## Problem requirements
Leave out the pictures and transcribe everything else exactly.
--- --- ---
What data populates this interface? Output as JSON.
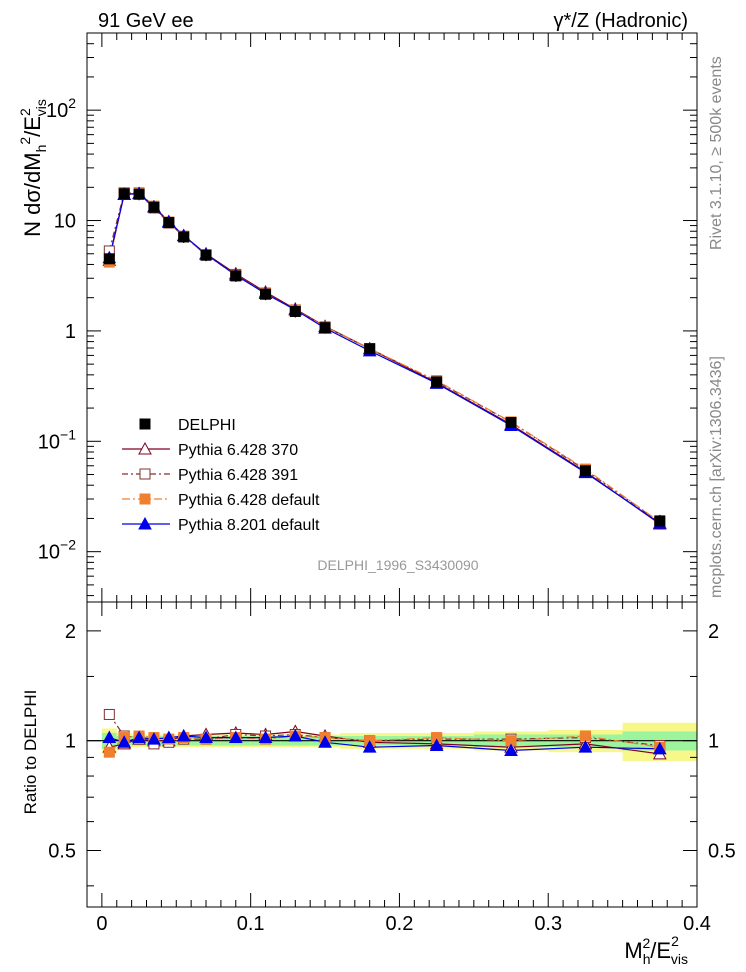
{
  "header": {
    "left_title": "91 GeV ee",
    "right_title": "γ*/Z (Hadronic)"
  },
  "side_labels": {
    "rivet": "Rivet 3.1.10, ≥ 500k events",
    "mcplots": "mcplots.cern.ch [arXiv:1306.3436]"
  },
  "analysis_id": "DELPHI_1996_S3430090",
  "colors": {
    "delphi": "#000000",
    "p370": "#7f0020",
    "p391": "#7f3030",
    "p6def": "#f07f30",
    "p8def": "#0000e8",
    "band_inner": "#9cf59c",
    "band_outer": "#f7f78a"
  },
  "chart_data": [
    {
      "id": "main",
      "type": "line",
      "yscale": "log",
      "ylabel": "N dσ/dM_h^2/E_vis^2",
      "ylabel_parts": {
        "base": "N dσ/dM",
        "sub1": "h",
        "sup1": "2",
        "mid": "/E",
        "sup2": "2",
        "sub2": "vis"
      },
      "xlim": [
        -0.01,
        0.4
      ],
      "ylim": [
        0.0035,
        500
      ],
      "y_ticks": [
        {
          "value": 0.01,
          "base": "10",
          "exp": "−2"
        },
        {
          "value": 0.1,
          "base": "10",
          "exp": "−1"
        },
        {
          "value": 1,
          "base": "1",
          "exp": ""
        },
        {
          "value": 10,
          "base": "10",
          "exp": ""
        },
        {
          "value": 100,
          "base": "10",
          "exp": "2"
        }
      ],
      "x": [
        0.005,
        0.015,
        0.025,
        0.035,
        0.045,
        0.055,
        0.07,
        0.09,
        0.11,
        0.13,
        0.15,
        0.18,
        0.225,
        0.275,
        0.325,
        0.375
      ],
      "series": [
        {
          "name": "DELPHI",
          "marker": "square-filled",
          "values": [
            4.5,
            17.5,
            17.3,
            13.2,
            9.6,
            7.1,
            4.85,
            3.15,
            2.15,
            1.5,
            1.07,
            0.69,
            0.345,
            0.148,
            0.054,
            0.019
          ]
        },
        {
          "name": "Pythia 6.428 370",
          "marker": "triangle-open",
          "values": [
            4.35,
            17.2,
            17.5,
            13.3,
            9.6,
            7.3,
            5.0,
            3.3,
            2.25,
            1.58,
            1.1,
            0.69,
            0.34,
            0.142,
            0.053,
            0.0178
          ]
        },
        {
          "name": "Pythia 6.428 391",
          "marker": "square-open",
          "values": [
            5.3,
            17.9,
            17.5,
            13.0,
            9.5,
            7.2,
            4.9,
            3.25,
            2.2,
            1.55,
            1.09,
            0.69,
            0.35,
            0.149,
            0.055,
            0.0184
          ]
        },
        {
          "name": "Pythia 6.428 default",
          "marker": "square-filled",
          "values": [
            4.2,
            17.9,
            17.9,
            13.5,
            9.7,
            7.2,
            4.9,
            3.2,
            2.18,
            1.55,
            1.09,
            0.69,
            0.355,
            0.15,
            0.056,
            0.0186
          ]
        },
        {
          "name": "Pythia 8.201 default",
          "marker": "triangle-filled",
          "values": [
            4.6,
            17.3,
            17.6,
            13.3,
            9.8,
            7.3,
            4.95,
            3.2,
            2.18,
            1.55,
            1.06,
            0.66,
            0.335,
            0.139,
            0.052,
            0.0181
          ]
        }
      ]
    },
    {
      "id": "ratio",
      "type": "line",
      "yscale": "log",
      "ylabel": "Ratio to DELPHI",
      "xlabel": "M_h^2/E_vis^2",
      "xlabel_parts": {
        "base": "M",
        "sub1": "h",
        "sup1": "2",
        "mid": "/E",
        "sup2": "2",
        "sub2": "vis"
      },
      "xlim": [
        -0.01,
        0.4
      ],
      "ylim": [
        0.35,
        2.4
      ],
      "y_ticks": [
        {
          "value": 0.5,
          "label": "0.5"
        },
        {
          "value": 1,
          "label": "1"
        },
        {
          "value": 2,
          "label": "2"
        }
      ],
      "x_ticks": [
        {
          "value": 0,
          "label": "0"
        },
        {
          "value": 0.1,
          "label": "0.1"
        },
        {
          "value": 0.2,
          "label": "0.2"
        },
        {
          "value": 0.3,
          "label": "0.3"
        },
        {
          "value": 0.4,
          "label": "0.4"
        }
      ],
      "bin_edges": [
        0.0,
        0.01,
        0.02,
        0.03,
        0.04,
        0.05,
        0.06,
        0.08,
        0.1,
        0.12,
        0.14,
        0.16,
        0.2,
        0.25,
        0.3,
        0.35,
        0.4
      ],
      "band_inner": [
        0.05,
        0.03,
        0.03,
        0.03,
        0.03,
        0.03,
        0.03,
        0.03,
        0.03,
        0.03,
        0.03,
        0.03,
        0.03,
        0.04,
        0.04,
        0.06
      ],
      "band_outer": [
        0.08,
        0.05,
        0.04,
        0.04,
        0.04,
        0.04,
        0.04,
        0.04,
        0.04,
        0.04,
        0.04,
        0.05,
        0.05,
        0.06,
        0.07,
        0.12
      ],
      "x": [
        0.005,
        0.015,
        0.025,
        0.035,
        0.045,
        0.055,
        0.07,
        0.09,
        0.11,
        0.13,
        0.15,
        0.18,
        0.225,
        0.275,
        0.325,
        0.375
      ],
      "series": [
        {
          "name": "Pythia 6.428 370",
          "marker": "triangle-open",
          "values": [
            0.96,
            0.98,
            1.01,
            1.0,
            1.0,
            1.03,
            1.04,
            1.05,
            1.04,
            1.06,
            1.03,
            0.99,
            0.98,
            0.96,
            0.98,
            0.92
          ]
        },
        {
          "name": "Pythia 6.428 391",
          "marker": "square-open",
          "values": [
            1.18,
            1.03,
            1.02,
            0.98,
            0.99,
            1.01,
            1.01,
            1.04,
            1.03,
            1.04,
            1.02,
            1.0,
            1.01,
            1.01,
            1.02,
            0.97
          ]
        },
        {
          "name": "Pythia 6.428 default",
          "marker": "square-filled",
          "values": [
            0.93,
            1.02,
            1.03,
            1.02,
            1.01,
            1.02,
            1.01,
            1.02,
            1.01,
            1.03,
            1.02,
            1.0,
            1.02,
            1.0,
            1.03,
            0.96
          ]
        },
        {
          "name": "Pythia 8.201 default",
          "marker": "triangle-filled",
          "values": [
            1.02,
            0.99,
            1.02,
            1.01,
            1.02,
            1.03,
            1.02,
            1.02,
            1.02,
            1.03,
            0.99,
            0.96,
            0.97,
            0.94,
            0.96,
            0.95
          ]
        }
      ]
    }
  ],
  "legend": {
    "position": "bottom-left",
    "entries": [
      {
        "label": "DELPHI",
        "key": "delphi"
      },
      {
        "label": "Pythia 6.428 370",
        "key": "p370"
      },
      {
        "label": "Pythia 6.428 391",
        "key": "p391"
      },
      {
        "label": "Pythia 6.428 default",
        "key": "p6def"
      },
      {
        "label": "Pythia 8.201 default",
        "key": "p8def"
      }
    ]
  }
}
--- --- ---
## Exercise response
What data populates this interface? Output as JSON.
{
  "header": {
    "left_title": "91 GeV ee",
    "right_title": "γ*/Z (Hadronic)"
  },
  "side_labels": {
    "rivet": "Rivet 3.1.10, ≥ 500k events",
    "mcplots": "mcplots.cern.ch [arXiv:1306.3436]"
  },
  "analysis_id": "DELPHI_1996_S3430090",
  "colors": {
    "delphi": "#000000",
    "p370": "#7f0020",
    "p391": "#7f3030",
    "p6def": "#f07f30",
    "p8def": "#0000e8",
    "band_inner": "#9cf59c",
    "band_outer": "#f7f78a"
  },
  "chart_data": [
    {
      "id": "main",
      "type": "line",
      "yscale": "log",
      "ylabel": "N dσ/dM_h^2/E_vis^2",
      "ylabel_parts": {
        "base": "N dσ/dM",
        "sub1": "h",
        "sup1": "2",
        "mid": "/E",
        "sup2": "2",
        "sub2": "vis"
      },
      "xlim": [
        -0.01,
        0.4
      ],
      "ylim": [
        0.0035,
        500
      ],
      "y_ticks": [
        {
          "value": 0.01,
          "base": "10",
          "exp": "−2"
        },
        {
          "value": 0.1,
          "base": "10",
          "exp": "−1"
        },
        {
          "value": 1,
          "base": "1",
          "exp": ""
        },
        {
          "value": 10,
          "base": "10",
          "exp": ""
        },
        {
          "value": 100,
          "base": "10",
          "exp": "2"
        }
      ],
      "x": [
        0.005,
        0.015,
        0.025,
        0.035,
        0.045,
        0.055,
        0.07,
        0.09,
        0.11,
        0.13,
        0.15,
        0.18,
        0.225,
        0.275,
        0.325,
        0.375
      ],
      "series": [
        {
          "name": "DELPHI",
          "marker": "square-filled",
          "values": [
            4.5,
            17.5,
            17.3,
            13.2,
            9.6,
            7.1,
            4.85,
            3.15,
            2.15,
            1.5,
            1.07,
            0.69,
            0.345,
            0.148,
            0.054,
            0.019
          ]
        },
        {
          "name": "Pythia 6.428 370",
          "marker": "triangle-open",
          "values": [
            4.35,
            17.2,
            17.5,
            13.3,
            9.6,
            7.3,
            5.0,
            3.3,
            2.25,
            1.58,
            1.1,
            0.69,
            0.34,
            0.142,
            0.053,
            0.0178
          ]
        },
        {
          "name": "Pythia 6.428 391",
          "marker": "square-open",
          "values": [
            5.3,
            17.9,
            17.5,
            13.0,
            9.5,
            7.2,
            4.9,
            3.25,
            2.2,
            1.55,
            1.09,
            0.69,
            0.35,
            0.149,
            0.055,
            0.0184
          ]
        },
        {
          "name": "Pythia 6.428 default",
          "marker": "square-filled",
          "values": [
            4.2,
            17.9,
            17.9,
            13.5,
            9.7,
            7.2,
            4.9,
            3.2,
            2.18,
            1.55,
            1.09,
            0.69,
            0.355,
            0.15,
            0.056,
            0.0186
          ]
        },
        {
          "name": "Pythia 8.201 default",
          "marker": "triangle-filled",
          "values": [
            4.6,
            17.3,
            17.6,
            13.3,
            9.8,
            7.3,
            4.95,
            3.2,
            2.18,
            1.55,
            1.06,
            0.66,
            0.335,
            0.139,
            0.052,
            0.0181
          ]
        }
      ]
    },
    {
      "id": "ratio",
      "type": "line",
      "yscale": "log",
      "ylabel": "Ratio to DELPHI",
      "xlabel": "M_h^2/E_vis^2",
      "xlabel_parts": {
        "base": "M",
        "sub1": "h",
        "sup1": "2",
        "mid": "/E",
        "sup2": "2",
        "sub2": "vis"
      },
      "xlim": [
        -0.01,
        0.4
      ],
      "ylim": [
        0.35,
        2.4
      ],
      "y_ticks": [
        {
          "value": 0.5,
          "label": "0.5"
        },
        {
          "value": 1,
          "label": "1"
        },
        {
          "value": 2,
          "label": "2"
        }
      ],
      "x_ticks": [
        {
          "value": 0,
          "label": "0"
        },
        {
          "value": 0.1,
          "label": "0.1"
        },
        {
          "value": 0.2,
          "label": "0.2"
        },
        {
          "value": 0.3,
          "label": "0.3"
        },
        {
          "value": 0.4,
          "label": "0.4"
        }
      ],
      "bin_edges": [
        0.0,
        0.01,
        0.02,
        0.03,
        0.04,
        0.05,
        0.06,
        0.08,
        0.1,
        0.12,
        0.14,
        0.16,
        0.2,
        0.25,
        0.3,
        0.35,
        0.4
      ],
      "band_inner": [
        0.05,
        0.03,
        0.03,
        0.03,
        0.03,
        0.03,
        0.03,
        0.03,
        0.03,
        0.03,
        0.03,
        0.03,
        0.03,
        0.04,
        0.04,
        0.06
      ],
      "band_outer": [
        0.08,
        0.05,
        0.04,
        0.04,
        0.04,
        0.04,
        0.04,
        0.04,
        0.04,
        0.04,
        0.04,
        0.05,
        0.05,
        0.06,
        0.07,
        0.12
      ],
      "x": [
        0.005,
        0.015,
        0.025,
        0.035,
        0.045,
        0.055,
        0.07,
        0.09,
        0.11,
        0.13,
        0.15,
        0.18,
        0.225,
        0.275,
        0.325,
        0.375
      ],
      "series": [
        {
          "name": "Pythia 6.428 370",
          "marker": "triangle-open",
          "values": [
            0.96,
            0.98,
            1.01,
            1.0,
            1.0,
            1.03,
            1.04,
            1.05,
            1.04,
            1.06,
            1.03,
            0.99,
            0.98,
            0.96,
            0.98,
            0.92
          ]
        },
        {
          "name": "Pythia 6.428 391",
          "marker": "square-open",
          "values": [
            1.18,
            1.03,
            1.02,
            0.98,
            0.99,
            1.01,
            1.01,
            1.04,
            1.03,
            1.04,
            1.02,
            1.0,
            1.01,
            1.01,
            1.02,
            0.97
          ]
        },
        {
          "name": "Pythia 6.428 default",
          "marker": "square-filled",
          "values": [
            0.93,
            1.02,
            1.03,
            1.02,
            1.01,
            1.02,
            1.01,
            1.02,
            1.01,
            1.03,
            1.02,
            1.0,
            1.02,
            1.0,
            1.03,
            0.96
          ]
        },
        {
          "name": "Pythia 8.201 default",
          "marker": "triangle-filled",
          "values": [
            1.02,
            0.99,
            1.02,
            1.01,
            1.02,
            1.03,
            1.02,
            1.02,
            1.02,
            1.03,
            0.99,
            0.96,
            0.97,
            0.94,
            0.96,
            0.95
          ]
        }
      ]
    }
  ],
  "legend": {
    "position": "bottom-left",
    "entries": [
      {
        "label": "DELPHI",
        "key": "delphi"
      },
      {
        "label": "Pythia 6.428 370",
        "key": "p370"
      },
      {
        "label": "Pythia 6.428 391",
        "key": "p391"
      },
      {
        "label": "Pythia 6.428 default",
        "key": "p6def"
      },
      {
        "label": "Pythia 8.201 default",
        "key": "p8def"
      }
    ]
  }
}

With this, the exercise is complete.